Your tasks:
1) In the Mockito text, what should the mock be wrapped in so that verification takes the order of invocations into account?
2) Extract the part of the Mockito text starting at "About the no" and ending at "invocations were performed.".

Mockito verify the last call on a mocked object

隐身守侯 提交于 2019-12-03 20:25:00

About the order of the invocations

By default, Mockito.verify() doesn't matter of the invocation order.
To take it into consideration, wrap the mock in an InOrder instance and perform the invocation verification on this instance.

About the no more interations

If the mock is no more invoked after the methods that you want to verify, you could use Mockito.verifyNoMoreInteractions(Object... mocks) that checks if any of given mocks has any unverified interaction such as :

InOrder inOrder = Mockito.inOrder(mockedA);
inOrder.verify(mockedA).add("1");
inOrder.verify(mockedA).add("2");
Mockito.verifyNoMoreInteractions(mockedA);

If the mock may still be invoked after the methods that you want to verify, you could add after your verifies an invocation to verify(T mock, VerificationMode mode) by passing a VerificationMode that checks that at most 2 invocations were performed.

InOrder inOrder = Mockito.inOrder(mockedA);
inOrder.verify(mockedA).add("1");
inOrder.verify(mockedA).add("2");
Mockito.verify(mockedA, Mockito.atMost(2)).add(Mockito.anyString());

A warning about your think and this way of mocking

Since the test above can't catch if somebody by accident adds another call such as add("3") in the last.

Mockito provides a powerful and broad toolkit to work with mocks. Some features such as verify and more particularly verify that no more interaction was detected about a mock or a specific method of the mock make your test more complex to read and to maintain.

Document layout detection data:
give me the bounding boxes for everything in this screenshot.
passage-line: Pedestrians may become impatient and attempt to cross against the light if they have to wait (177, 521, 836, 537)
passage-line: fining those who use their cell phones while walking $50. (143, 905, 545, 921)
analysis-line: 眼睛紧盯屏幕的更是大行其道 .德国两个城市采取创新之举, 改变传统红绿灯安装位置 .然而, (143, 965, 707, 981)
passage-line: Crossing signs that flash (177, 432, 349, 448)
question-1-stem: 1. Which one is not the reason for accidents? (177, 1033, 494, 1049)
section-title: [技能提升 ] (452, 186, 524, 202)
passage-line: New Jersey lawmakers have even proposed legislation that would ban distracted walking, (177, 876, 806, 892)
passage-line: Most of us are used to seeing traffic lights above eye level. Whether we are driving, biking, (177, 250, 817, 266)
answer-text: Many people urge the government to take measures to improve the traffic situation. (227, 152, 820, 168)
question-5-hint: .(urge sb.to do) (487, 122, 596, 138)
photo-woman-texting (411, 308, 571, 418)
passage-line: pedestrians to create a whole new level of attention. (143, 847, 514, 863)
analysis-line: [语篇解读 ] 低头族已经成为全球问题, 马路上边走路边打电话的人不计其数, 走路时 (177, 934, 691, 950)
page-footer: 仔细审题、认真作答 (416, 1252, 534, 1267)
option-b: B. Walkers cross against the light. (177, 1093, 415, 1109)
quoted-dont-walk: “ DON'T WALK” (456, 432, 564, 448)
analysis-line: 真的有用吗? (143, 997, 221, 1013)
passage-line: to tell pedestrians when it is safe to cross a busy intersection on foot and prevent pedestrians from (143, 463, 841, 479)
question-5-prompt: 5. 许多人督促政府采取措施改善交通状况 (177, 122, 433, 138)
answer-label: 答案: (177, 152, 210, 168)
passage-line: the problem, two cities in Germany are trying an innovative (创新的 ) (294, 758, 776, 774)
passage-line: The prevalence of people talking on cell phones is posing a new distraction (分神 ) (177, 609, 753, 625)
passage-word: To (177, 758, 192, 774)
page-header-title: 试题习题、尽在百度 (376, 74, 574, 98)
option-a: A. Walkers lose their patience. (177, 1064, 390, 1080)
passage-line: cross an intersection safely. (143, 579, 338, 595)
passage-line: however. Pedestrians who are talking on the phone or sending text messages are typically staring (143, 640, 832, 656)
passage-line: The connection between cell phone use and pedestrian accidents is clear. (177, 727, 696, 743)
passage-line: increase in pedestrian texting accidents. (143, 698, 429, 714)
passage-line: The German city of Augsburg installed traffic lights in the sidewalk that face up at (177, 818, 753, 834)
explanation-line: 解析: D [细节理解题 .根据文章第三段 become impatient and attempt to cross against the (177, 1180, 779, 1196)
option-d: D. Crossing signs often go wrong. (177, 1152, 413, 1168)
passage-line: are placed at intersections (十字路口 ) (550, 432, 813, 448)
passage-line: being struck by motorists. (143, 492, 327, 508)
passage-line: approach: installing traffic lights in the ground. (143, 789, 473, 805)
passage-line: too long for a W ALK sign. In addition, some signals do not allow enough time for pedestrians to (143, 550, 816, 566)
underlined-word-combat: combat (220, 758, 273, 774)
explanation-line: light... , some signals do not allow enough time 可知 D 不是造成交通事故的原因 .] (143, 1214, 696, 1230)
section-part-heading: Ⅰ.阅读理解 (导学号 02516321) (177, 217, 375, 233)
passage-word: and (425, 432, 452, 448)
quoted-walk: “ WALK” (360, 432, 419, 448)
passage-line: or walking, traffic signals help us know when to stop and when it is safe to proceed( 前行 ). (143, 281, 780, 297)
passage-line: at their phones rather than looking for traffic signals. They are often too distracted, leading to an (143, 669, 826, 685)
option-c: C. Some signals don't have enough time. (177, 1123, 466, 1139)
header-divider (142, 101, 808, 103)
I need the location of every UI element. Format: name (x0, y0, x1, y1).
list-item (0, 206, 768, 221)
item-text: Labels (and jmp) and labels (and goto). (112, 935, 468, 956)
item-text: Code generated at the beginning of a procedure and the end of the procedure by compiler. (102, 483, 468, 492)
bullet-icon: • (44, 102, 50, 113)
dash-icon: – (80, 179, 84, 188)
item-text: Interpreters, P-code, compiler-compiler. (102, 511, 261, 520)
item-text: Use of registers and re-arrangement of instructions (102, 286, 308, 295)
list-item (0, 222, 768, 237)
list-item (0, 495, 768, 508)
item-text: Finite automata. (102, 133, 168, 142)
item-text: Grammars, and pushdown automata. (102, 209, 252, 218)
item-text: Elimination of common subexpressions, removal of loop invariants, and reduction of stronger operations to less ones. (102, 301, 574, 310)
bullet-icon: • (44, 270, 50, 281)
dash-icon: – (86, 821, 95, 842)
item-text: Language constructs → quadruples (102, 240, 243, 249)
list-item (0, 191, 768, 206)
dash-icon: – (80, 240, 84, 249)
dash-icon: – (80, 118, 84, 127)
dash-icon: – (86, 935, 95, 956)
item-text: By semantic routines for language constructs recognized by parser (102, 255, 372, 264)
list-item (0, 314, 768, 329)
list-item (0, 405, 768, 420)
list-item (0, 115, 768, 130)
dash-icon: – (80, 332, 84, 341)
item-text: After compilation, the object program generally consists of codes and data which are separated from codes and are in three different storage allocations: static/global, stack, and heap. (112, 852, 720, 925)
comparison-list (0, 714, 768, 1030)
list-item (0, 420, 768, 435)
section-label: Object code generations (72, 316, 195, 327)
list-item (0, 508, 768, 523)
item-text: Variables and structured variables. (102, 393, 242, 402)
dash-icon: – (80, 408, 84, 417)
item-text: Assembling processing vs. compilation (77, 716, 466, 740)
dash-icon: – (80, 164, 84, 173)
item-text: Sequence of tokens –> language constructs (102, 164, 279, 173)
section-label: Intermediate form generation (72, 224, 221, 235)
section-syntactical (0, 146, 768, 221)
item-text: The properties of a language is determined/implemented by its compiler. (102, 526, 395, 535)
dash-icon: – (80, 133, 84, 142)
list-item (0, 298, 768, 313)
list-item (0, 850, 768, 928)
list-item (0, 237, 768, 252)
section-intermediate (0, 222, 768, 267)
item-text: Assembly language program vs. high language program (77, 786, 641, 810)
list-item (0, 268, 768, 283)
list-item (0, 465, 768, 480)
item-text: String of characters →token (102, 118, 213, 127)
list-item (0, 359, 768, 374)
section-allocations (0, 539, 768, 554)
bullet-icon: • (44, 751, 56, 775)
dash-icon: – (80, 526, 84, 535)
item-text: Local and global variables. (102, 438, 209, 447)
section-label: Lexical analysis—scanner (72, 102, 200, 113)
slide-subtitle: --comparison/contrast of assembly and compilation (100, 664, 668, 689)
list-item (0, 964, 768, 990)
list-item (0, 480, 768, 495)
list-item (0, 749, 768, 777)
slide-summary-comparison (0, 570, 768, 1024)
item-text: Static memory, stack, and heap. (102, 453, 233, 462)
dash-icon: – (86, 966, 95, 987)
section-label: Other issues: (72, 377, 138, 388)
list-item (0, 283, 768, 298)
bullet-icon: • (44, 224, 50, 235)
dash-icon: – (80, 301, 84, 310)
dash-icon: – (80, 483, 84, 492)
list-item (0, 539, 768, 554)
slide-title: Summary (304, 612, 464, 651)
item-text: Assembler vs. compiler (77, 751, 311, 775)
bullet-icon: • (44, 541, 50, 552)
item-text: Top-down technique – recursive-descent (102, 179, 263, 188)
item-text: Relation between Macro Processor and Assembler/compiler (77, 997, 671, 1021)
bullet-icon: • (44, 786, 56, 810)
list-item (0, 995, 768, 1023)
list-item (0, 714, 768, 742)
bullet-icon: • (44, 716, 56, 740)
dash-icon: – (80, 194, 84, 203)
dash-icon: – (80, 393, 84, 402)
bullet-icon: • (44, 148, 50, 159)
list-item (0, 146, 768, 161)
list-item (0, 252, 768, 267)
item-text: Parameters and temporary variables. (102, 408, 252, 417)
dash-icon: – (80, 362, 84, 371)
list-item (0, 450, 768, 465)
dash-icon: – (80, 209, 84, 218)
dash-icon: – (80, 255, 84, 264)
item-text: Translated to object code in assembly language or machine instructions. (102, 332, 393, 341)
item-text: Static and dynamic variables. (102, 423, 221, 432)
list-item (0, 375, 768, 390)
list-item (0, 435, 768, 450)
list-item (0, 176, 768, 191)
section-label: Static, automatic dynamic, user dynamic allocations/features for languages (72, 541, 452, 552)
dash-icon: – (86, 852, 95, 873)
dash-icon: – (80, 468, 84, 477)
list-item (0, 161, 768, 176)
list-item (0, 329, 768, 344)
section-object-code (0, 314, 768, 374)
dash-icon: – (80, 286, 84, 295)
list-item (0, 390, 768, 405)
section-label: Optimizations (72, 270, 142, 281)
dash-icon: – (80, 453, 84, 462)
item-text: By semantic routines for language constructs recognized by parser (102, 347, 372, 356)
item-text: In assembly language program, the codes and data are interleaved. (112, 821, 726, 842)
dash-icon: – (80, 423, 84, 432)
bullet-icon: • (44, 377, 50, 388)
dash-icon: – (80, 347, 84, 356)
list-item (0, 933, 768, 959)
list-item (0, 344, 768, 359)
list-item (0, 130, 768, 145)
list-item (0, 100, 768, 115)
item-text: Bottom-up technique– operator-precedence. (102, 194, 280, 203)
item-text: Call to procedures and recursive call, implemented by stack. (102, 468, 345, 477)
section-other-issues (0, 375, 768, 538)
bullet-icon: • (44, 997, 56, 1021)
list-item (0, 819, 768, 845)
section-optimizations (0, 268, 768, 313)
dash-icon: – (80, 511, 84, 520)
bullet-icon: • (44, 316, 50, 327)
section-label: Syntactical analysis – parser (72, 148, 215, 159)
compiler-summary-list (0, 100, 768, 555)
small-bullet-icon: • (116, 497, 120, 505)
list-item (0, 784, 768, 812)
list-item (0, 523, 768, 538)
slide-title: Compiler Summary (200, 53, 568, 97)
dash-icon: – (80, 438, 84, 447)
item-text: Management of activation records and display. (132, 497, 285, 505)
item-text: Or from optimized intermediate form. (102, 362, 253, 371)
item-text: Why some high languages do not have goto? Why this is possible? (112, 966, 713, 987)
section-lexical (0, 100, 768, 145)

Exercise responses:
1) An InOrder instance.

2)
About the no more interations

If the mock is no more invoked after the methods that you want to verify, you could use Mockito.verifyNoMoreInteractions(Object... mocks) that checks if any of given mocks has any unverified interaction such as :

InOrder inOrder = Mockito.inOrder(mockedA);
inOrder.verify(mockedA).add("1");
inOrder.verify(mockedA).add("2");
Mockito.verifyNoMoreInteractions(mockedA);

If the mock may still be invoked after the methods that you want to verify, you could add after your verifies an invocation to verify(T mock, VerificationMode mode) by passing a VerificationMode that checks that at most 2 invocations were performed.